Transcribe the whole listing without a single picture.

|---|

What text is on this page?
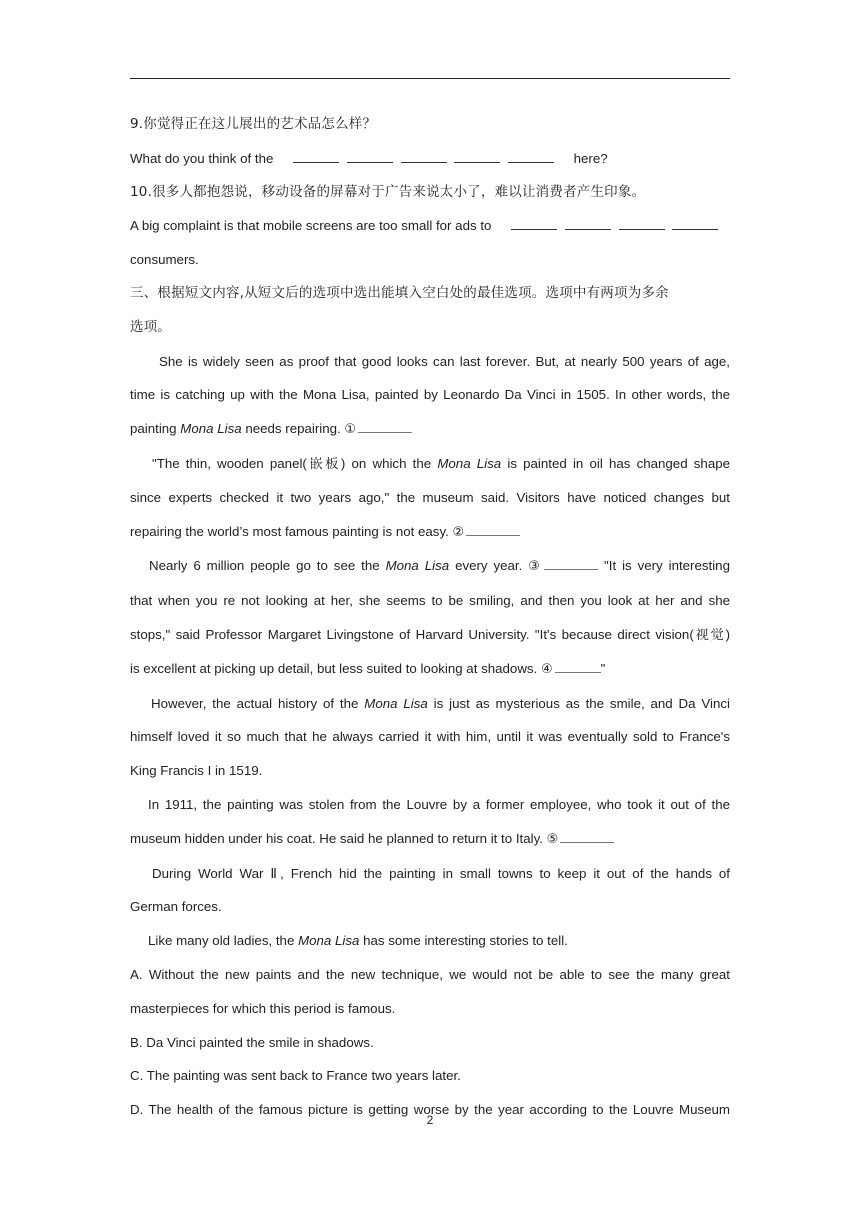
9.你觉得正在这儿展出的艺术品怎么样？
What do you think of the	here?
10.很多人都抱怨说，移动设备的屏幕对于广告来说太小了，难以让消费者产生印象。
A big complaint is that mobile screens are too small for ads to
consumers.
三、根据短文内容,从短文后的选项中选出能填入空白处的最佳选项。选项中有两项为多余
选项。
She is widely seen as proof that good looks can last forever. But, at nearly 500 years of age,
time is catching up with the Mona Lisa, painted by Leonardo Da Vinci in 1505. In other words, the
painting Mona Lisa needs repairing. ①
"The thin, wooden panel(嵌板) on which the Mona Lisa is painted in oil has changed shape
since experts checked it two years ago," the museum said. Visitors have noticed changes but
repairing the world’s most famous painting is not easy. ②
Nearly 6 million people go to see the Mona Lisa every year. ③	"It is very interesting
that when you re not looking at her, she seems to be smiling, and then you look at her and she
stops," said Professor Margaret Livingstone of Harvard University. "It's because direct vision(视觉)
is excellent at picking up detail, but less suited to looking at shadows. ④	"
However, the actual history of the Mona Lisa is just as mysterious as the smile, and Da Vinci
himself loved it so much that he always carried it with him, until it was eventually sold to France's
King Francis I in 1519.
In 1911, the painting was stolen from the Louvre by a former employee, who took it out of the
museum hidden under his coat. He said he planned to return it to Italy. ⑤
During World War Ⅱ, French hid the painting in small towns to keep it out of the hands of
German forces.
Like many old ladies, the Mona Lisa has some interesting stories to tell.
A. Without the new paints and the new technique, we would not be able to see the many great
masterpieces for which this period is famous.
B. Da Vinci painted the smile in shadows.
C. The painting was sent back to France two years later.
D. The health of the famous picture is getting worse by the year according to the Louvre Museum
2
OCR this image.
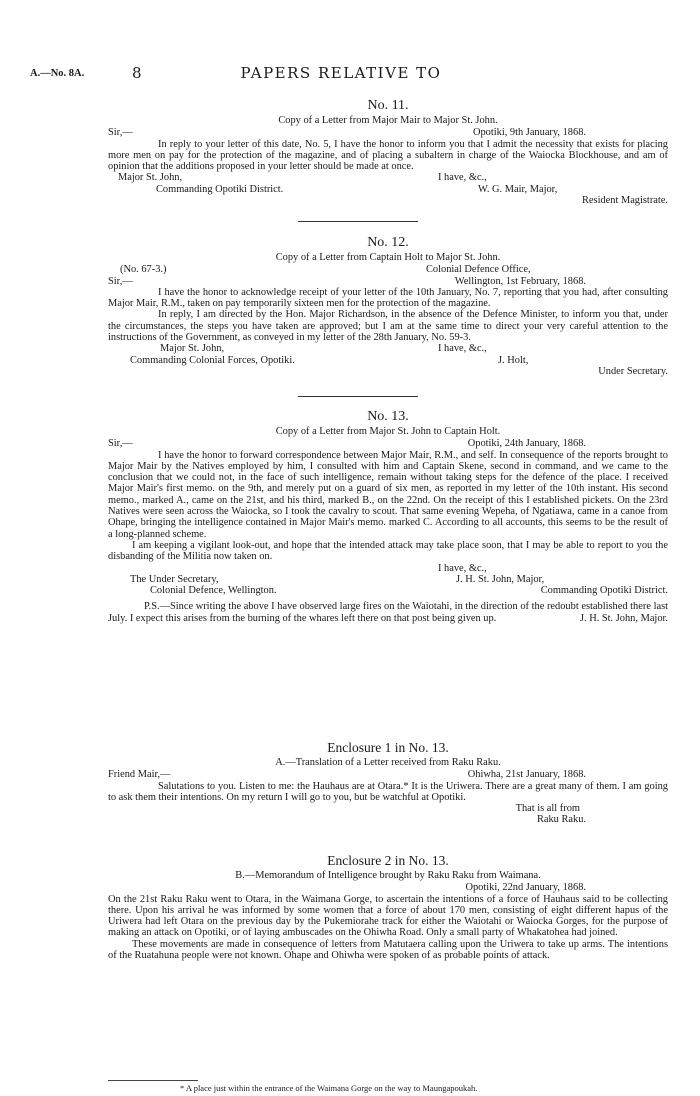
A.—No. 8A.	8	PAPERS RELATIVE TO
No. 11.
Copy of a Letter from Major Mair to Major St. John.
Sir,—	Opotiki, 9th January, 1868.
In reply to your letter of this date, No. 5, I have the honor to inform you that I admit the necessity that exists for placing more men on pay for the protection of the magazine, and of placing a subaltern in charge of the Waiocka Blockhouse, and am of opinion that the additions proposed in your letter should be made at once.
Major St. John,	I have, &c.,
Commanding Opotiki District.	W. G. Mair, Major,
Resident Magistrate.
No. 12.
Copy of a Letter from Captain Holt to Major St. John.
(No. 67-3.)	Colonial Defence Office,
Sir,—	Wellington, 1st February, 1868.
I have the honor to acknowledge receipt of your letter of the 10th January, No. 7, reporting that you had, after consulting Major Mair, R.M., taken on pay temporarily sixteen men for the protection of the magazine.
In reply, I am directed by the Hon. Major Richardson, in the absence of the Defence Minister, to inform you that, under the circumstances, the steps you have taken are approved; but I am at the same time to direct your very careful attention to the instructions of the Government, as conveyed in my letter of the 28th January, No. 59-3.
Major St. John,	I have, &c.,
Commanding Colonial Forces, Opotiki.	J. Holt,
Under Secretary.
No. 13.
Copy of a Letter from Major St. John to Captain Holt.
Sir,—	Opotiki, 24th January, 1868.
I have the honor to forward correspondence between Major Mair, R.M., and self. In consequence of the reports brought to Major Mair by the Natives employed by him, I consulted with him and Captain Skene, second in command, and we came to the conclusion that we could not, in the face of such intelligence, remain without taking steps for the defence of the place. I received Major Mair's first memo. on the 9th, and merely put on a guard of six men, as reported in my letter of the 10th instant. His second memo., marked A., came on the 21st, and his third, marked B., on the 22nd. On the receipt of this I established pickets. On the 23rd Natives were seen across the Waiocka, so I took the cavalry to scout. That same evening Wepeha, of Ngatiawa, came in a canoe from Ohape, bringing the intelligence contained in Major Mair's memo. marked C. According to all accounts, this seems to be the result of a long-planned scheme.
I am keeping a vigilant look-out, and hope that the intended attack may take place soon, that I may be able to report to you the disbanding of the Militia now taken on.
I have, &c.,
The Under Secretary,	J. H. St. John, Major,
Colonial Defence, Wellington.	Commanding Opotiki District.
P.S.—Since writing the above I have observed large fires on the Waiotahi, in the direction of the redoubt established there last July. I expect this arises from the burning of the whares left there on that post being given up.	J. H. St. John, Major.
Enclosure 1 in No. 13.
A.—Translation of a Letter received from Raku Raku.
Friend Mair,—	Ohiwha, 21st January, 1868.
Salutations to you. Listen to me: the Hauhaus are at Otara.* It is the Uriwera. There are a great many of them. I am going to ask them their intentions. On my return I will go to you, but be watchful at Opotiki.
That is all from
Raku Raku.
Enclosure 2 in No. 13.
B.—Memorandum of Intelligence brought by Raku Raku from Waimana.
Opotiki, 22nd January, 1868.
On the 21st Raku Raku went to Otara, in the Waimana Gorge, to ascertain the intentions of a force of Hauhaus said to be collecting there. Upon his arrival he was informed by some women that a force of about 170 men, consisting of eight different hapus of the Uriwera had left Otara on the previous day by the Pukemiorahe track for either the Waiotahi or Waiocka Gorges, for the purpose of making an attack on Opotiki, or of laying ambuscades on the Ohiwha Road. Only a small party of Whakatohea had joined.
These movements are made in consequence of letters from Matutaera calling upon the Uriwera to take up arms. The intentions of the Ruatahuna people were not known. Ohape and Ohiwha were spoken of as probable points of attack.
* A place just within the entrance of the Waimana Gorge on the way to Maungapoukah.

|---|

**Complete answer**:
What text is on this page?
9.你觉得正在这儿展出的艺术品怎么样？
What do you think of the	here?
10.很多人都抱怨说，移动设备的屏幕对于广告来说太小了，难以让消费者产生印象。
A big complaint is that mobile screens are too small for ads to
consumers.
三、根据短文内容,从短文后的选项中选出能填入空白处的最佳选项。选项中有两项为多余
选项。
She is widely seen as proof that good looks can last forever. But, at nearly 500 years of age,
time is catching up with the Mona Lisa, painted by Leonardo Da Vinci in 1505. In other words, the
painting Mona Lisa needs repairing. ①
"The thin, wooden panel(嵌板) on which the Mona Lisa is painted in oil has changed shape
since experts checked it two years ago," the museum said. Visitors have noticed changes but
repairing the world’s most famous painting is not easy. ②
Nearly 6 million people go to see the Mona Lisa every year. ③	"It is very interesting
that when you re not looking at her, she seems to be smiling, and then you look at her and she
stops," said Professor Margaret Livingstone of Harvard University. "It's because direct vision(视觉)
is excellent at picking up detail, but less suited to looking at shadows. ④	"
However, the actual history of the Mona Lisa is just as mysterious as the smile, and Da Vinci
himself loved it so much that he always carried it with him, until it was eventually sold to France's
King Francis I in 1519.
In 1911, the painting was stolen from the Louvre by a former employee, who took it out of the
museum hidden under his coat. He said he planned to return it to Italy. ⑤
During World War Ⅱ, French hid the painting in small towns to keep it out of the hands of
German forces.
Like many old ladies, the Mona Lisa has some interesting stories to tell.
A. Without the new paints and the new technique, we would not be able to see the many great
masterpieces for which this period is famous.
B. Da Vinci painted the smile in shadows.
C. The painting was sent back to France two years later.
D. The health of the famous picture is getting worse by the year according to the Louvre Museum
2
OCR this image.
A.—No. 8A.	8	PAPERS RELATIVE TO
No. 11.
Copy of a Letter from Major Mair to Major St. John.
Sir,—	Opotiki, 9th January, 1868.
In reply to your letter of this date, No. 5, I have the honor to inform you that I admit the necessity that exists for placing more men on pay for the protection of the magazine, and of placing a subaltern in charge of the Waiocka Blockhouse, and am of opinion that the additions proposed in your letter should be made at once.
Major St. John,	I have, &c.,
Commanding Opotiki District.	W. G. Mair, Major,
Resident Magistrate.
No. 12.
Copy of a Letter from Captain Holt to Major St. John.
(No. 67-3.)	Colonial Defence Office,
Sir,—	Wellington, 1st February, 1868.
I have the honor to acknowledge receipt of your letter of the 10th January, No. 7, reporting that you had, after consulting Major Mair, R.M., taken on pay temporarily sixteen men for the protection of the magazine.
In reply, I am directed by the Hon. Major Richardson, in the absence of the Defence Minister, to inform you that, under the circumstances, the steps you have taken are approved; but I am at the same time to direct your very careful attention to the instructions of the Government, as conveyed in my letter of the 28th January, No. 59-3.
Major St. John,	I have, &c.,
Commanding Colonial Forces, Opotiki.	J. Holt,
Under Secretary.
No. 13.
Copy of a Letter from Major St. John to Captain Holt.
Sir,—	Opotiki, 24th January, 1868.
I have the honor to forward correspondence between Major Mair, R.M., and self. In consequence of the reports brought to Major Mair by the Natives employed by him, I consulted with him and Captain Skene, second in command, and we came to the conclusion that we could not, in the face of such intelligence, remain without taking steps for the defence of the place. I received Major Mair's first memo. on the 9th, and merely put on a guard of six men, as reported in my letter of the 10th instant. His second memo., marked A., came on the 21st, and his third, marked B., on the 22nd. On the receipt of this I established pickets. On the 23rd Natives were seen across the Waiocka, so I took the cavalry to scout. That same evening Wepeha, of Ngatiawa, came in a canoe from Ohape, bringing the intelligence contained in Major Mair's memo. marked C. According to all accounts, this seems to be the result of a long-planned scheme.
I am keeping a vigilant look-out, and hope that the intended attack may take place soon, that I may be able to report to you the disbanding of the Militia now taken on.
I have, &c.,
The Under Secretary,	J. H. St. John, Major,
Colonial Defence, Wellington.	Commanding Opotiki District.
P.S.—Since writing the above I have observed large fires on the Waiotahi, in the direction of the redoubt established there last July. I expect this arises from the burning of the whares left there on that post being given up.	J. H. St. John, Major.
Enclosure 1 in No. 13.
A.—Translation of a Letter received from Raku Raku.
Friend Mair,—	Ohiwha, 21st January, 1868.
Salutations to you. Listen to me: the Hauhaus are at Otara.* It is the Uriwera. There are a great many of them. I am going to ask them their intentions. On my return I will go to you, but be watchful at Opotiki.
That is all from
Raku Raku.
Enclosure 2 in No. 13.
B.—Memorandum of Intelligence brought by Raku Raku from Waimana.
Opotiki, 22nd January, 1868.
On the 21st Raku Raku went to Otara, in the Waimana Gorge, to ascertain the intentions of a force of Hauhaus said to be collecting there. Upon his arrival he was informed by some women that a force of about 170 men, consisting of eight different hapus of the Uriwera had left Otara on the previous day by the Pukemiorahe track for either the Waiotahi or Waiocka Gorges, for the purpose of making an attack on Opotiki, or of laying ambuscades on the Ohiwha Road. Only a small party of Whakatohea had joined.
These movements are made in consequence of letters from Matutaera calling upon the Uriwera to take up arms. The intentions of the Ruatahuna people were not known. Ohape and Ohiwha were spoken of as probable points of attack.
* A place just within the entrance of the Waimana Gorge on the way to Maungapoukah.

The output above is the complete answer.